- [Short exercise]:
Look through the material and copy each line holding "suivez".
# Start of Available data
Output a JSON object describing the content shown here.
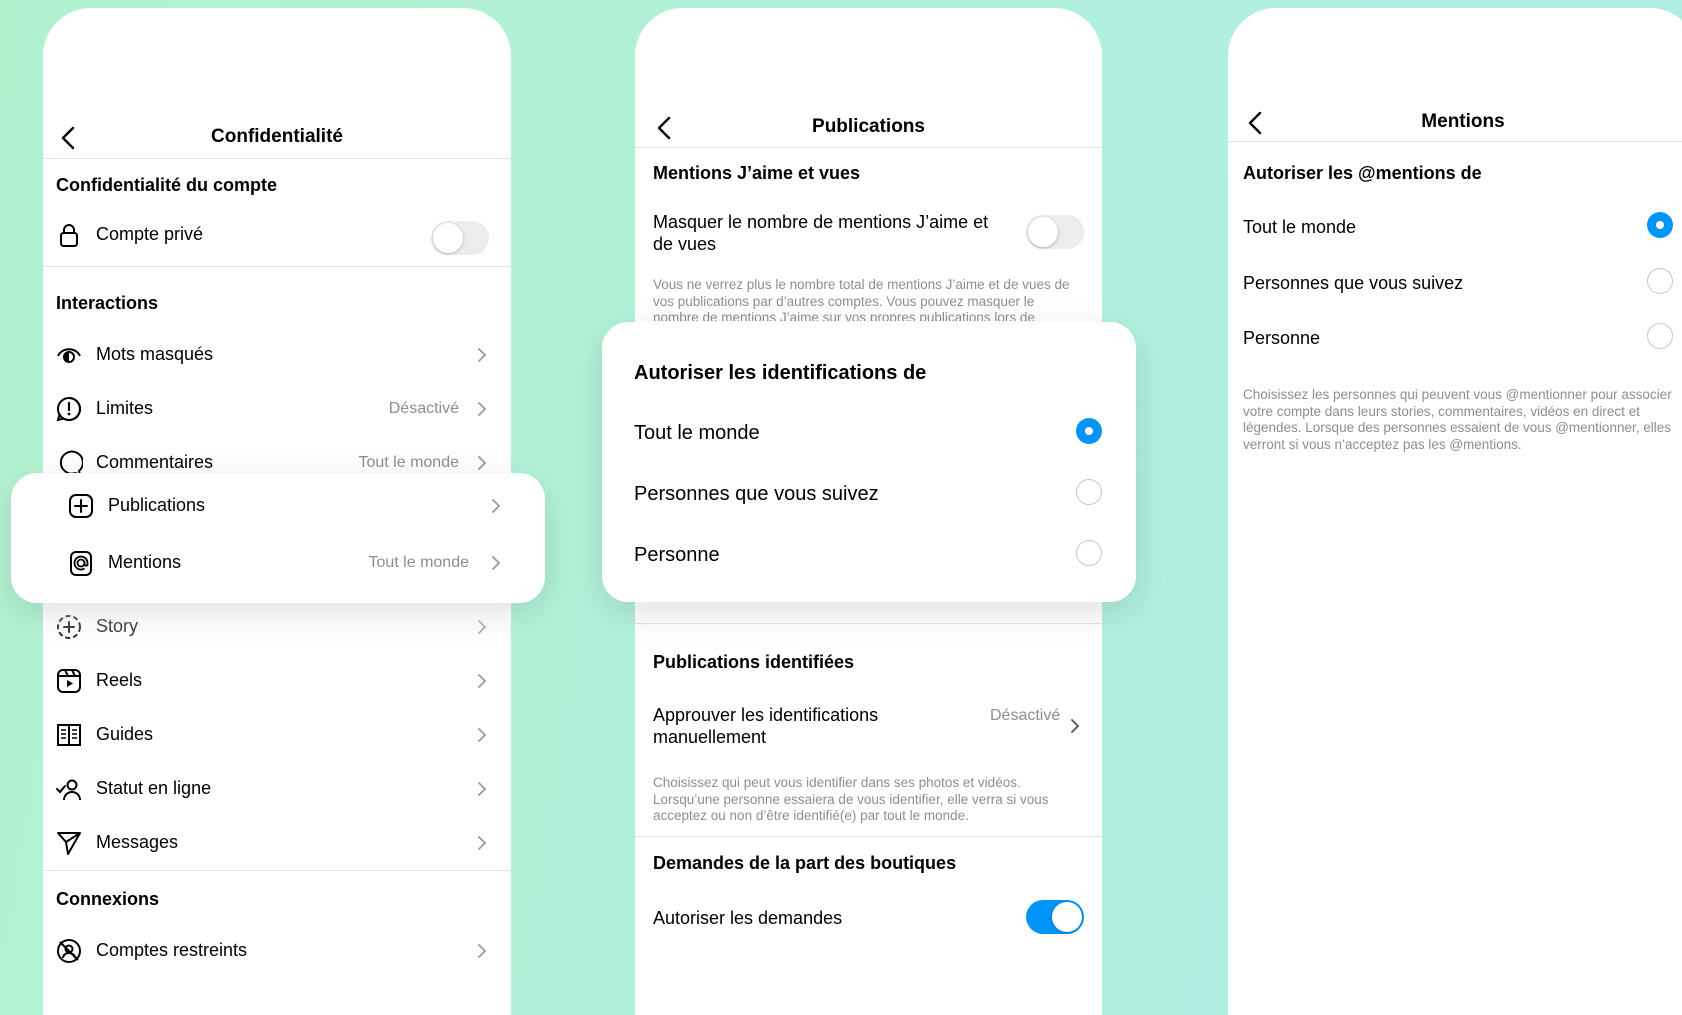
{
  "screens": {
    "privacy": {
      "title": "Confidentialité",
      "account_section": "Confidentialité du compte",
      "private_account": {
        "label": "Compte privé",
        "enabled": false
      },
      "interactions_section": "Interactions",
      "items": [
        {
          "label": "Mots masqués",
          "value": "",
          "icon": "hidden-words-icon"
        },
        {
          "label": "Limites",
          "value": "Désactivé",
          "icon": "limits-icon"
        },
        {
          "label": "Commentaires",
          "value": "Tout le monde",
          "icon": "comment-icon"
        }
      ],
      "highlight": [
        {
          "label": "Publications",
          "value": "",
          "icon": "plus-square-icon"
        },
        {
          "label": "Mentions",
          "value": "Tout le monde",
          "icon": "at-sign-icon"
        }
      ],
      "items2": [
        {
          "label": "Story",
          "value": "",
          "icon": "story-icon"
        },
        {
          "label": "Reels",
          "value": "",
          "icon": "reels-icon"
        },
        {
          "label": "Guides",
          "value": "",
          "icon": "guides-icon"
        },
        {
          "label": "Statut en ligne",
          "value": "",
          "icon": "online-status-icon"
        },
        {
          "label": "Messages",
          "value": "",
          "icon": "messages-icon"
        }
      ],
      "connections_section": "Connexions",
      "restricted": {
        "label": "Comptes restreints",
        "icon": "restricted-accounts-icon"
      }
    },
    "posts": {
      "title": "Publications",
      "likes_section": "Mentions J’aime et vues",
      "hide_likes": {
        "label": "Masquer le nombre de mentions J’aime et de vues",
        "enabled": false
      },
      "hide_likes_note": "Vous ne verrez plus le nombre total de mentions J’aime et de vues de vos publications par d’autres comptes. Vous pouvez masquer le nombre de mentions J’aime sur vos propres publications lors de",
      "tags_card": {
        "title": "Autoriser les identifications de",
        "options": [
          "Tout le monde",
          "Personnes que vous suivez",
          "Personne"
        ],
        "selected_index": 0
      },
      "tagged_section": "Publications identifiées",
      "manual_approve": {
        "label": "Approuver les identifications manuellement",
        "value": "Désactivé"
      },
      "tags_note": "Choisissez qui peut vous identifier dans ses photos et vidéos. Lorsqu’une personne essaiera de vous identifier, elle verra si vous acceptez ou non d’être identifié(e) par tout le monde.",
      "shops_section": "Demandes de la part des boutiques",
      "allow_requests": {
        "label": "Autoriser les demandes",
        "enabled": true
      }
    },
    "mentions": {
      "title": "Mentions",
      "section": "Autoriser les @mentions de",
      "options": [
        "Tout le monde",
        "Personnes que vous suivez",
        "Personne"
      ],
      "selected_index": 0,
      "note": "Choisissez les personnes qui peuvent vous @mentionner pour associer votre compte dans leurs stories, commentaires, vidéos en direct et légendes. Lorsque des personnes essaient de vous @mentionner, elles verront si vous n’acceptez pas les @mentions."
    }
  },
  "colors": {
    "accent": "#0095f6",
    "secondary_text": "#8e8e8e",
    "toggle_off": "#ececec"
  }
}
# End of Available data
- [Expected answer]:
          "Personnes que vous suivez",
        "Personnes que vous suivez",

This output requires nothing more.